### Request:
Which lines below hold the word "send"? Copy all of them.

Data items
---

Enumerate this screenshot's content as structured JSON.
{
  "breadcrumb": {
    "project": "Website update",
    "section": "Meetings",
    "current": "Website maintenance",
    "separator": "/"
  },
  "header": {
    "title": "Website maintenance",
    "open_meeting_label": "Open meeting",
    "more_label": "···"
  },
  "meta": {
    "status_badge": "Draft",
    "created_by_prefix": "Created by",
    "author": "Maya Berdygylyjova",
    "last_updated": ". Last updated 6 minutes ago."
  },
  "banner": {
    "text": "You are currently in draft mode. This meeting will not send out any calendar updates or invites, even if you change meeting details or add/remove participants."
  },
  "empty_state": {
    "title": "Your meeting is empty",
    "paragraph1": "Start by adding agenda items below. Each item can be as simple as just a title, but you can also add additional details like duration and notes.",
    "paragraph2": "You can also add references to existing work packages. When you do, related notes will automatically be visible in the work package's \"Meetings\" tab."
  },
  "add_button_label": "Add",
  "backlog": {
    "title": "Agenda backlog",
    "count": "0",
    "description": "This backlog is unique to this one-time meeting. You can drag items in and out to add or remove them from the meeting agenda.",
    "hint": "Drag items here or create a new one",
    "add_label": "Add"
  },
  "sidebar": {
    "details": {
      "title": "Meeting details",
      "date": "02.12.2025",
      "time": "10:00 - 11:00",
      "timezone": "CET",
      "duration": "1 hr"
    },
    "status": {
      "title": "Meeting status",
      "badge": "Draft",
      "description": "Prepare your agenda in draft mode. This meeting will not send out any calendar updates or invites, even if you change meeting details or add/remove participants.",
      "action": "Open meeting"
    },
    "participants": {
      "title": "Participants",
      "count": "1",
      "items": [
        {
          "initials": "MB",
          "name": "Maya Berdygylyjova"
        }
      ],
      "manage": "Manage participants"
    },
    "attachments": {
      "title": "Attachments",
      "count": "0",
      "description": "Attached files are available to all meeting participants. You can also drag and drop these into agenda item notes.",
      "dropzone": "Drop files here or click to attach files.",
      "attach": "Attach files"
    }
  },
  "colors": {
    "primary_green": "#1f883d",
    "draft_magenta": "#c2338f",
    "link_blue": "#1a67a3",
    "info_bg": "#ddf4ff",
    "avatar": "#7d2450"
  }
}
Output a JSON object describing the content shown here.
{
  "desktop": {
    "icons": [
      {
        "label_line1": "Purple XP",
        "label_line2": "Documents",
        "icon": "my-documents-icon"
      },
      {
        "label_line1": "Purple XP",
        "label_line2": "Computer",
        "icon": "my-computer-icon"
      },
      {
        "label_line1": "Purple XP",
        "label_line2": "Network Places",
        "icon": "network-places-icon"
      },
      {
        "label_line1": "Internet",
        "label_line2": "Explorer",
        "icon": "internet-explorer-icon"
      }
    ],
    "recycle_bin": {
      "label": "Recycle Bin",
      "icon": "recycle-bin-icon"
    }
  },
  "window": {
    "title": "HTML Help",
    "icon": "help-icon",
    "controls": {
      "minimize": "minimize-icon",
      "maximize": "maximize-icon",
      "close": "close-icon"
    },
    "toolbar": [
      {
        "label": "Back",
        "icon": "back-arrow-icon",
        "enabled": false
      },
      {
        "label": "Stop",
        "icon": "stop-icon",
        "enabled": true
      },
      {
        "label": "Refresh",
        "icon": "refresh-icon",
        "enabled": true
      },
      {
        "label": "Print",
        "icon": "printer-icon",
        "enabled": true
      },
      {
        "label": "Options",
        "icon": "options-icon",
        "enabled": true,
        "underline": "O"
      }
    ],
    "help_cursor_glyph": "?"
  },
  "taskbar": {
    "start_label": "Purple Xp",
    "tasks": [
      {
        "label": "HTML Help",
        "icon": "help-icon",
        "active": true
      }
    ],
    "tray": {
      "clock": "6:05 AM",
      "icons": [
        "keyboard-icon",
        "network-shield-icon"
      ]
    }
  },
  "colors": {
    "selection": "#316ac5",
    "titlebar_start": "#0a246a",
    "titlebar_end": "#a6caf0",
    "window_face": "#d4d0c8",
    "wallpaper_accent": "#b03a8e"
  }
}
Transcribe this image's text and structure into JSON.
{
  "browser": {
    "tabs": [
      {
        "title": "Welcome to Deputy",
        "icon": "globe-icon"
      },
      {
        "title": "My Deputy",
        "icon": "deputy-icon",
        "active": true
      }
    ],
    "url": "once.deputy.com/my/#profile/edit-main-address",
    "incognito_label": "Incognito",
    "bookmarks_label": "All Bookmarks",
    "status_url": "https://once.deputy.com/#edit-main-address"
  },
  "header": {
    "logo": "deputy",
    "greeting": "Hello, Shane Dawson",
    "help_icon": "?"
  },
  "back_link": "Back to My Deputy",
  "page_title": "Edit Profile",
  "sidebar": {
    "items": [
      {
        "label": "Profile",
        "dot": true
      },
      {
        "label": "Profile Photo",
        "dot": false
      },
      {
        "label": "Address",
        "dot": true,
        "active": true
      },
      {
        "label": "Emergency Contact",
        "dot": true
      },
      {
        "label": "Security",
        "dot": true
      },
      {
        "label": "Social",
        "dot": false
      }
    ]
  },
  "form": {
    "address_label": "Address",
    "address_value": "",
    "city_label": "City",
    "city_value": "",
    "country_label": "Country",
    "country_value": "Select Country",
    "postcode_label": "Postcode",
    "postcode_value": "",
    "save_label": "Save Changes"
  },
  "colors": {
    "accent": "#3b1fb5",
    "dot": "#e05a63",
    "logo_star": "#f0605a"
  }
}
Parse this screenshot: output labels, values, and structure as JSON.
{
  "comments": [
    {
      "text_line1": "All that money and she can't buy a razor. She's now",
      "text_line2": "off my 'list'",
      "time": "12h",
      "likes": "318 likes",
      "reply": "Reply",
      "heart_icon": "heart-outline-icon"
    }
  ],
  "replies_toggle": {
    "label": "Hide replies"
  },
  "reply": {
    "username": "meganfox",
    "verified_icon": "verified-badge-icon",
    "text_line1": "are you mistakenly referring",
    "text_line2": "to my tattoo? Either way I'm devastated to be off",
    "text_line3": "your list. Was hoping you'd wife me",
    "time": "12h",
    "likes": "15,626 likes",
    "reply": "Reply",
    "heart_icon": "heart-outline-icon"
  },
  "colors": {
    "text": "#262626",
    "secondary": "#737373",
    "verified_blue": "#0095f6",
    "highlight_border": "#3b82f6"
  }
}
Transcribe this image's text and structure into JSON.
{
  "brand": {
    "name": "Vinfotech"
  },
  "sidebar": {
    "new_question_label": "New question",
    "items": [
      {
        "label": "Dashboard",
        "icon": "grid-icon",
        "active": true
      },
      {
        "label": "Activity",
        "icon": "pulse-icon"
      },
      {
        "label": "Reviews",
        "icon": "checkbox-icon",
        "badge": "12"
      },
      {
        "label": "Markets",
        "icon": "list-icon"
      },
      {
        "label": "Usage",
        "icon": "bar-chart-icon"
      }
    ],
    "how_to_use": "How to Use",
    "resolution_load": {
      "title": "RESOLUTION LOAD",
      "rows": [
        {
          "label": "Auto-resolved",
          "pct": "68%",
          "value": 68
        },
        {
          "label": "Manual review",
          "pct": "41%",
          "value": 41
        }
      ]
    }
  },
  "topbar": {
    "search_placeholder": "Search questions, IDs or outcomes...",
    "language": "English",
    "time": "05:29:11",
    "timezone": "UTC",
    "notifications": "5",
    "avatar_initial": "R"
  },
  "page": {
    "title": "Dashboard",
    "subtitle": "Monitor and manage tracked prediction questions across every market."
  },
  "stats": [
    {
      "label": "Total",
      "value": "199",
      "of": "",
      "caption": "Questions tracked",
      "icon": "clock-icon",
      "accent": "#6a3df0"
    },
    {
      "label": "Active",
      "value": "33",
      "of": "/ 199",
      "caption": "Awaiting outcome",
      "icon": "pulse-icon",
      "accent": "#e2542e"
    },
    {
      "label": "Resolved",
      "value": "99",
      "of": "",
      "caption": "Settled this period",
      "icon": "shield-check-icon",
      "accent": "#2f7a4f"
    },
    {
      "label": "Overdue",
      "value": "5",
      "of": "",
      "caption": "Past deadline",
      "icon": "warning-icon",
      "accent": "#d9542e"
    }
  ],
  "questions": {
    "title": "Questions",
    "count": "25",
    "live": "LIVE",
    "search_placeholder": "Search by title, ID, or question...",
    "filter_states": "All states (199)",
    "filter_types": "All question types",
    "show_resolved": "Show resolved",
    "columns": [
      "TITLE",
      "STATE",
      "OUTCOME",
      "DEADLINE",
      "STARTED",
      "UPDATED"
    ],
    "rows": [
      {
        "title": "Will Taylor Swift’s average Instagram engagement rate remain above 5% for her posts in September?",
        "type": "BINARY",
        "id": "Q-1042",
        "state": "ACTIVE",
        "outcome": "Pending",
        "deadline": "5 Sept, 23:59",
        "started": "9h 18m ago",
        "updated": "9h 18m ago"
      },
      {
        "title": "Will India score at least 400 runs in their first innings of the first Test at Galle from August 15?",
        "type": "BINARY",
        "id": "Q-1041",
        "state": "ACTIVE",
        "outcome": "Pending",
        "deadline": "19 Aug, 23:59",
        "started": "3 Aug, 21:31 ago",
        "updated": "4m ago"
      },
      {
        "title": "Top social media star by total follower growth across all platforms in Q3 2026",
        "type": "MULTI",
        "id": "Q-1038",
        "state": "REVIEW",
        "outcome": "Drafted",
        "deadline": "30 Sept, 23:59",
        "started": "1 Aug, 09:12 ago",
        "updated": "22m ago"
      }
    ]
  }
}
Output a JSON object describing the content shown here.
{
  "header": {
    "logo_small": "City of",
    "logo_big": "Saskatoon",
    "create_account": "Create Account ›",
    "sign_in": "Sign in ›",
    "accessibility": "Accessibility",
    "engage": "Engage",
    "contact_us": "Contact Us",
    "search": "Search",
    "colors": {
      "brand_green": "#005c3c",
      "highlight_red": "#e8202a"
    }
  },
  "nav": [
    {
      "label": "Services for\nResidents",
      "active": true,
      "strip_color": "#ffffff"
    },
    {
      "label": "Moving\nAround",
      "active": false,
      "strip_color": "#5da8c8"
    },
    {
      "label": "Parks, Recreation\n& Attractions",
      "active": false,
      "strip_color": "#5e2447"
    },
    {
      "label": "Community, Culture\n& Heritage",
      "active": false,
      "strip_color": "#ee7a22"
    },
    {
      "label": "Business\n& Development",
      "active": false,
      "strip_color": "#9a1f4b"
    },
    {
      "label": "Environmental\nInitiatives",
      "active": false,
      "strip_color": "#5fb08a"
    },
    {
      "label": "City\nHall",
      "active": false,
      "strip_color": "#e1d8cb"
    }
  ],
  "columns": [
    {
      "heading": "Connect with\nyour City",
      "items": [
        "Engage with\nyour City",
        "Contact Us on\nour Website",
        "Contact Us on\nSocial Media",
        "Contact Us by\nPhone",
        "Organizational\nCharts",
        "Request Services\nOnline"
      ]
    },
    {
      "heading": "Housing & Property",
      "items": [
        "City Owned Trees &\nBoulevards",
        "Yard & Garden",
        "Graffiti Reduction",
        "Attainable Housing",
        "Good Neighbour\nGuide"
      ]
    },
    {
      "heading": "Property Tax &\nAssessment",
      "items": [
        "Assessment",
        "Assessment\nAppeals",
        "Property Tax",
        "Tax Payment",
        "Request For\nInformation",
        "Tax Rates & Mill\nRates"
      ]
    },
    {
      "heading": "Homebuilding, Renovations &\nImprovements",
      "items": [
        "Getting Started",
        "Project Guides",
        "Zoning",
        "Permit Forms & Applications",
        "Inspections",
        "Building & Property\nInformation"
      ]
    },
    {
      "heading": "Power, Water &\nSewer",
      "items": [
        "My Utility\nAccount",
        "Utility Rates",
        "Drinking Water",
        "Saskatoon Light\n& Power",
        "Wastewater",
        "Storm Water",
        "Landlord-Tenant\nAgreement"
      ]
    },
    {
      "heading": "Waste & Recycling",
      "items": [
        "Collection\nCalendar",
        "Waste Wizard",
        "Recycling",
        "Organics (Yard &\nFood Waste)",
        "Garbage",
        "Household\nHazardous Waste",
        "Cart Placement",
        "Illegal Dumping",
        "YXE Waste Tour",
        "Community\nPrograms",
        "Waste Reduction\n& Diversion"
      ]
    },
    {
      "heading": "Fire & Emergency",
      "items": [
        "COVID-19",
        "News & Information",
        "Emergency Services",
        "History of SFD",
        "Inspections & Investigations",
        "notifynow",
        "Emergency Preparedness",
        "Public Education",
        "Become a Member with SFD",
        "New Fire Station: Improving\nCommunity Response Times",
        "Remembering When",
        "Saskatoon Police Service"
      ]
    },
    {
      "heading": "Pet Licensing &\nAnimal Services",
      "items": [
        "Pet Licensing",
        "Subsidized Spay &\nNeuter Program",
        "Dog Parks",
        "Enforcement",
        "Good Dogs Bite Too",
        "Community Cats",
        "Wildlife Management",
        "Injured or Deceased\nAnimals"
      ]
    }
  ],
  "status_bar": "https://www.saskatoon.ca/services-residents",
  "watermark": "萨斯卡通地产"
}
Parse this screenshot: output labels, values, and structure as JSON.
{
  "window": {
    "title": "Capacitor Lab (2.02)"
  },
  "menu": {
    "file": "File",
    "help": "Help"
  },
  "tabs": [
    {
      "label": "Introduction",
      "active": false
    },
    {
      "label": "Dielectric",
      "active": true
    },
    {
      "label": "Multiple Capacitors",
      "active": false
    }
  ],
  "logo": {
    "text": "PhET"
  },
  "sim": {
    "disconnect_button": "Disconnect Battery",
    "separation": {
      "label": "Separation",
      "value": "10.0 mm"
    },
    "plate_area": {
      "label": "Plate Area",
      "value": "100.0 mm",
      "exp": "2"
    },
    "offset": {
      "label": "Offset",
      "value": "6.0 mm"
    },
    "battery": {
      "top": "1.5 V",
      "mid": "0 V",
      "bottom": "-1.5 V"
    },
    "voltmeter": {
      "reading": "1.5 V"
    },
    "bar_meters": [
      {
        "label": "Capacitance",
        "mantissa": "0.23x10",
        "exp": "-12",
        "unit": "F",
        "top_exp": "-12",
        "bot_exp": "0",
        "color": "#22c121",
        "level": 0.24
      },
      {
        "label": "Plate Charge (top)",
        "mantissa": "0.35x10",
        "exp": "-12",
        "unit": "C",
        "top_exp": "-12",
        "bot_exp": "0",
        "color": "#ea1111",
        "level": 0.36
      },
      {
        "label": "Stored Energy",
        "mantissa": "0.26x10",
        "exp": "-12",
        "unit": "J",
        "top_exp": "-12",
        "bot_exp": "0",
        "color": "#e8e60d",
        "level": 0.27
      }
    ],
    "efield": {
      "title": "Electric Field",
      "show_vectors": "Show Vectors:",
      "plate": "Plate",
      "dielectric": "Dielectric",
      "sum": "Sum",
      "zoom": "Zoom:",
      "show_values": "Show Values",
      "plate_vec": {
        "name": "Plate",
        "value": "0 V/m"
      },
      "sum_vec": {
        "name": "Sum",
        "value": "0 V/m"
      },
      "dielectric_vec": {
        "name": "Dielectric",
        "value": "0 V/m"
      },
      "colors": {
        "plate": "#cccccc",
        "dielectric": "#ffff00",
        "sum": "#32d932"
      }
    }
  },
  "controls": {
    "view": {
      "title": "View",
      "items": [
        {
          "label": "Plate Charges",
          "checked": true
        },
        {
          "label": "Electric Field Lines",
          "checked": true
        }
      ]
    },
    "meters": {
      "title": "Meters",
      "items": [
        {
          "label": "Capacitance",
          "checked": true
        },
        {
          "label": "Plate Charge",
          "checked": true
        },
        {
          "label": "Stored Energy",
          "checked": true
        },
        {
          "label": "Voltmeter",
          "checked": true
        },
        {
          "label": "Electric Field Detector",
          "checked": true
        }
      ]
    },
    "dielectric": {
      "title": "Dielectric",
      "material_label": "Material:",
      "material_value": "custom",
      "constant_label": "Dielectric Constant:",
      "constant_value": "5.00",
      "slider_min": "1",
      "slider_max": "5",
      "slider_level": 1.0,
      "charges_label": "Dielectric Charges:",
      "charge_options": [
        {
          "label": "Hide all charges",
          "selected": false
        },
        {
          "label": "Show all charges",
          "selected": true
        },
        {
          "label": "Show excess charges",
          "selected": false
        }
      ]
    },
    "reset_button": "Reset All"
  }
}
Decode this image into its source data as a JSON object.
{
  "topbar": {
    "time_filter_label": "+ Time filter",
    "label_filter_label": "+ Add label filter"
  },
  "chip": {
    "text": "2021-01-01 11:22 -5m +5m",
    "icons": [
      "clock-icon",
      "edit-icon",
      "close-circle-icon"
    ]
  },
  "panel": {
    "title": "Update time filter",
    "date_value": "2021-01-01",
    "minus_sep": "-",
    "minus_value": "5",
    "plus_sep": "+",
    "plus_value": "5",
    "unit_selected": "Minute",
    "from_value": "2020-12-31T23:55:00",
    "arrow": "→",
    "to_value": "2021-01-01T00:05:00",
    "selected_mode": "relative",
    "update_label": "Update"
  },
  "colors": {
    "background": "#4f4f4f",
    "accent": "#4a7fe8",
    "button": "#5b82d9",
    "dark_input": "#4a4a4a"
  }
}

---

### Reply to the exercise:
    "text": "You are currently in draft mode. This meeting will not send out any calendar updates or invites, even if you change meeting details or add/remove participants."
      "description": "Prepare your agenda in draft mode. This meeting will not send out any calendar updates or invites, even if you change meeting details or add/remove participants.",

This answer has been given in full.